— Start EXTRACTED INFORMATION —
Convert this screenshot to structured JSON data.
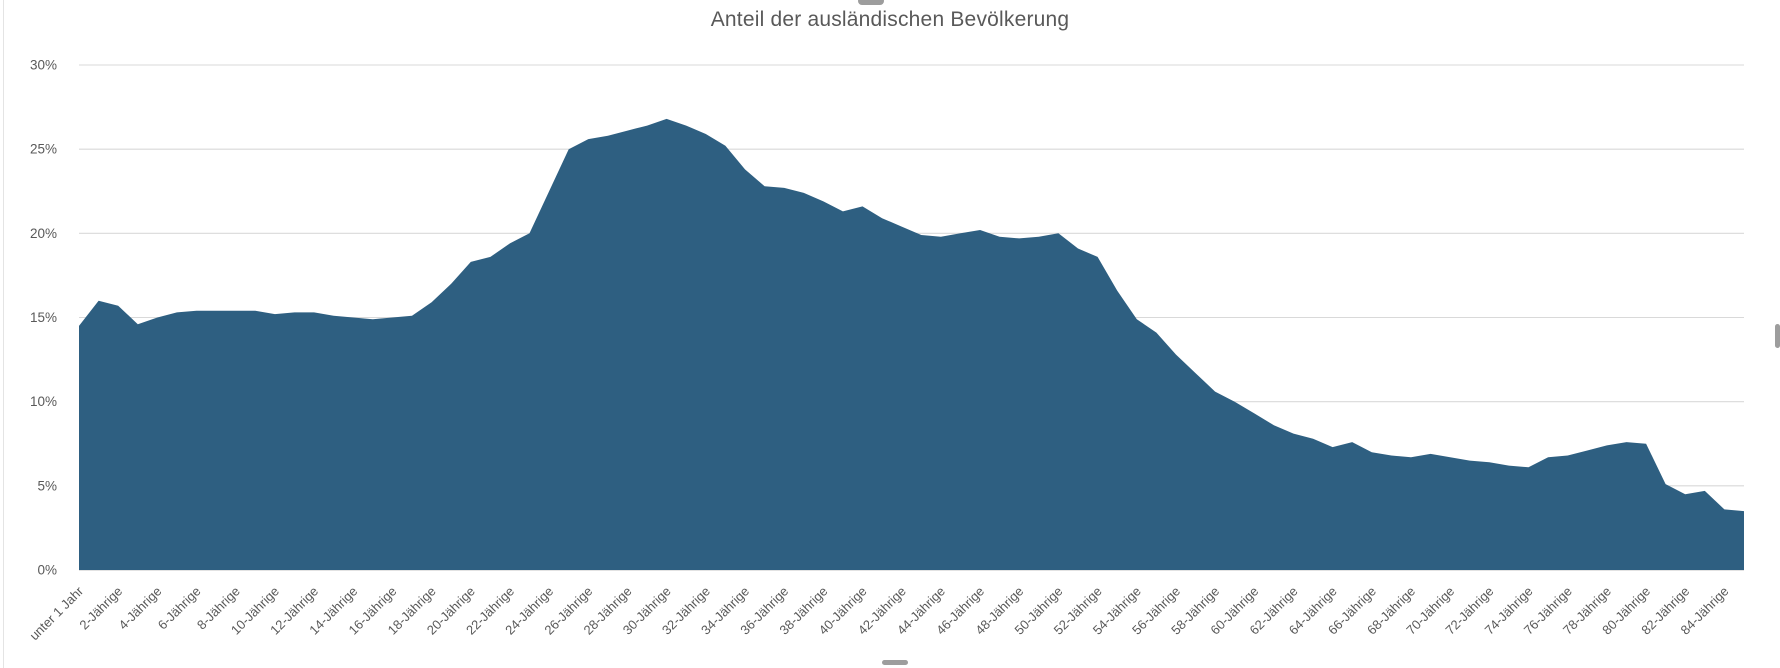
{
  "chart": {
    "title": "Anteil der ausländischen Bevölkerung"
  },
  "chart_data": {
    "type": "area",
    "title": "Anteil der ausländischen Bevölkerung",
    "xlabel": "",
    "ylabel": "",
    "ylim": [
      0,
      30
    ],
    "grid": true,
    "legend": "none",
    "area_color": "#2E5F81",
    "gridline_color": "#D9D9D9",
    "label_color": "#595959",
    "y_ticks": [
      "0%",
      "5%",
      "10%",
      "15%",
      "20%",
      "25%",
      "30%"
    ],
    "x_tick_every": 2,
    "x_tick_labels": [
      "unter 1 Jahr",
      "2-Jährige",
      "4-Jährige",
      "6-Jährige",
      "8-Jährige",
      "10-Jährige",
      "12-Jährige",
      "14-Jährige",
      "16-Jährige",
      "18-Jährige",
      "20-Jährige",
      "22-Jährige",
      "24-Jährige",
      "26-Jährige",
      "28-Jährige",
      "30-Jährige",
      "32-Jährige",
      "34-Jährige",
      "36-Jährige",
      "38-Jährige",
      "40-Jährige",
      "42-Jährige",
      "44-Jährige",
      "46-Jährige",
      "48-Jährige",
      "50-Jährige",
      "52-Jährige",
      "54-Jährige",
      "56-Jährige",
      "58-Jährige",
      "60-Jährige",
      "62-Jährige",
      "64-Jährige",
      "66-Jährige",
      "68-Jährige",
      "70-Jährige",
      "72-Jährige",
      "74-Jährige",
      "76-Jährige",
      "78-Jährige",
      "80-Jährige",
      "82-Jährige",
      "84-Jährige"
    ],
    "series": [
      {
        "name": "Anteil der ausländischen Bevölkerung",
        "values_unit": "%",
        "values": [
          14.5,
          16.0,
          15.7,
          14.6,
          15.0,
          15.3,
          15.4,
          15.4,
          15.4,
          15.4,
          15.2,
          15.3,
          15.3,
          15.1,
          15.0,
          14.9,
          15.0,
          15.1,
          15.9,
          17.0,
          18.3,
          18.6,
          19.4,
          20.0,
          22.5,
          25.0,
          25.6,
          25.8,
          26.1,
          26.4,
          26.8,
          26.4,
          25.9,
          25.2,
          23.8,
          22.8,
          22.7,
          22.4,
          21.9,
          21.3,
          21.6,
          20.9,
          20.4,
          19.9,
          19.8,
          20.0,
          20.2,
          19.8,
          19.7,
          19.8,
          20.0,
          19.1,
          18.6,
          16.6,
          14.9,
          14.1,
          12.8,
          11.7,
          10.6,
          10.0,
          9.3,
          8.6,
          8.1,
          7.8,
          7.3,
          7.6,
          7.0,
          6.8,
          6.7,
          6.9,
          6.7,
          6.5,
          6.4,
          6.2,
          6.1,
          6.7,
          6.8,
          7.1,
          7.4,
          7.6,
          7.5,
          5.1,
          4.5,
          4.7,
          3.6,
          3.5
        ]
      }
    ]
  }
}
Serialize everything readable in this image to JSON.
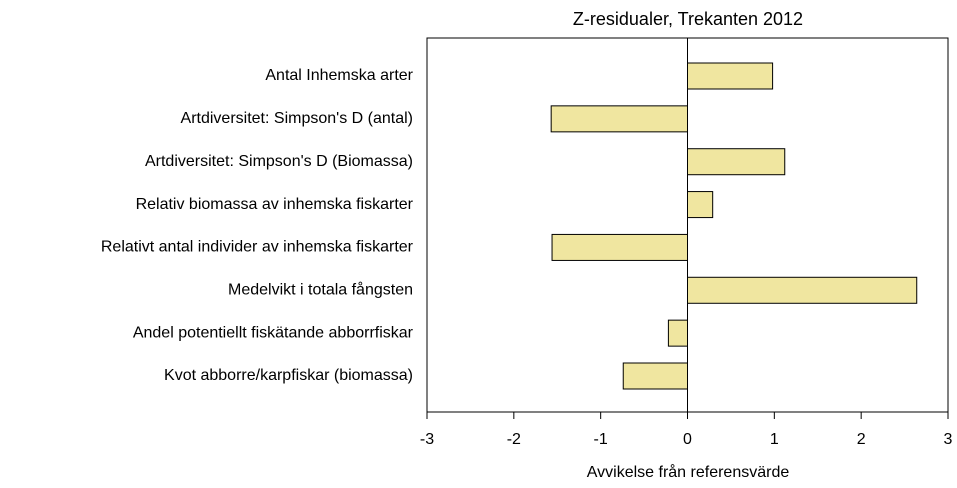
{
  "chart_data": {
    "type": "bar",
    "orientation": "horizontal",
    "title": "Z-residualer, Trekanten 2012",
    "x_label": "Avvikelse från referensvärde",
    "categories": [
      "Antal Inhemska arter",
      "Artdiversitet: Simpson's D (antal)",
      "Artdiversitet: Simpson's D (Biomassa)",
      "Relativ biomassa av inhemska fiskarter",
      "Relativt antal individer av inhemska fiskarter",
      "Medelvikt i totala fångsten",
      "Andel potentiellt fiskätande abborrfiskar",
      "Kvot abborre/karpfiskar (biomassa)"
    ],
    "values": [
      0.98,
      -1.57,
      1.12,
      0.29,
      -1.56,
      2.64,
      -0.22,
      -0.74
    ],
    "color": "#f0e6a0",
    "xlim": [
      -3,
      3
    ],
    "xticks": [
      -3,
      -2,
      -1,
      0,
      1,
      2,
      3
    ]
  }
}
— End EXTRACTED INFORMATION —
Leave out the pictures and return every record word for word.

Convert this screenshot to structured JSON data.
{
  "chart": {
    "title": "Anteil der ausländischen Bevölkerung"
  },
  "chart_data": {
    "type": "area",
    "title": "Anteil der ausländischen Bevölkerung",
    "xlabel": "",
    "ylabel": "",
    "ylim": [
      0,
      30
    ],
    "grid": true,
    "legend": "none",
    "area_color": "#2E5F81",
    "gridline_color": "#D9D9D9",
    "label_color": "#595959",
    "y_ticks": [
      "0%",
      "5%",
      "10%",
      "15%",
      "20%",
      "25%",
      "30%"
    ],
    "x_tick_every": 2,
    "x_tick_labels": [
      "unter 1 Jahr",
      "2-Jährige",
      "4-Jährige",
      "6-Jährige",
      "8-Jährige",
      "10-Jährige",
      "12-Jährige",
      "14-Jährige",
      "16-Jährige",
      "18-Jährige",
      "20-Jährige",
      "22-Jährige",
      "24-Jährige",
      "26-Jährige",
      "28-Jährige",
      "30-Jährige",
      "32-Jährige",
      "34-Jährige",
      "36-Jährige",
      "38-Jährige",
      "40-Jährige",
      "42-Jährige",
      "44-Jährige",
      "46-Jährige",
      "48-Jährige",
      "50-Jährige",
      "52-Jährige",
      "54-Jährige",
      "56-Jährige",
      "58-Jährige",
      "60-Jährige",
      "62-Jährige",
      "64-Jährige",
      "66-Jährige",
      "68-Jährige",
      "70-Jährige",
      "72-Jährige",
      "74-Jährige",
      "76-Jährige",
      "78-Jährige",
      "80-Jährige",
      "82-Jährige",
      "84-Jährige"
    ],
    "series": [
      {
        "name": "Anteil der ausländischen Bevölkerung",
        "values_unit": "%",
        "values": [
          14.5,
          16.0,
          15.7,
          14.6,
          15.0,
          15.3,
          15.4,
          15.4,
          15.4,
          15.4,
          15.2,
          15.3,
          15.3,
          15.1,
          15.0,
          14.9,
          15.0,
          15.1,
          15.9,
          17.0,
          18.3,
          18.6,
          19.4,
          20.0,
          22.5,
          25.0,
          25.6,
          25.8,
          26.1,
          26.4,
          26.8,
          26.4,
          25.9,
          25.2,
          23.8,
          22.8,
          22.7,
          22.4,
          21.9,
          21.3,
          21.6,
          20.9,
          20.4,
          19.9,
          19.8,
          20.0,
          20.2,
          19.8,
          19.7,
          19.8,
          20.0,
          19.1,
          18.6,
          16.6,
          14.9,
          14.1,
          12.8,
          11.7,
          10.6,
          10.0,
          9.3,
          8.6,
          8.1,
          7.8,
          7.3,
          7.6,
          7.0,
          6.8,
          6.7,
          6.9,
          6.7,
          6.5,
          6.4,
          6.2,
          6.1,
          6.7,
          6.8,
          7.1,
          7.4,
          7.6,
          7.5,
          5.1,
          4.5,
          4.7,
          3.6,
          3.5
        ]
      }
    ]
  }
}
Serialize everything readable in this image to JSON.
{
  "chart_data": {
    "type": "bar",
    "orientation": "horizontal",
    "title": "Z-residualer, Trekanten 2012",
    "x_label": "Avvikelse från referensvärde",
    "categories": [
      "Antal Inhemska arter",
      "Artdiversitet: Simpson's D (antal)",
      "Artdiversitet: Simpson's D (Biomassa)",
      "Relativ biomassa av inhemska fiskarter",
      "Relativt antal individer av inhemska fiskarter",
      "Medelvikt i totala fångsten",
      "Andel potentiellt fiskätande abborrfiskar",
      "Kvot abborre/karpfiskar (biomassa)"
    ],
    "values": [
      0.98,
      -1.57,
      1.12,
      0.29,
      -1.56,
      2.64,
      -0.22,
      -0.74
    ],
    "color": "#f0e6a0",
    "xlim": [
      -3,
      3
    ],
    "xticks": [
      -3,
      -2,
      -1,
      0,
      1,
      2,
      3
    ]
  }
}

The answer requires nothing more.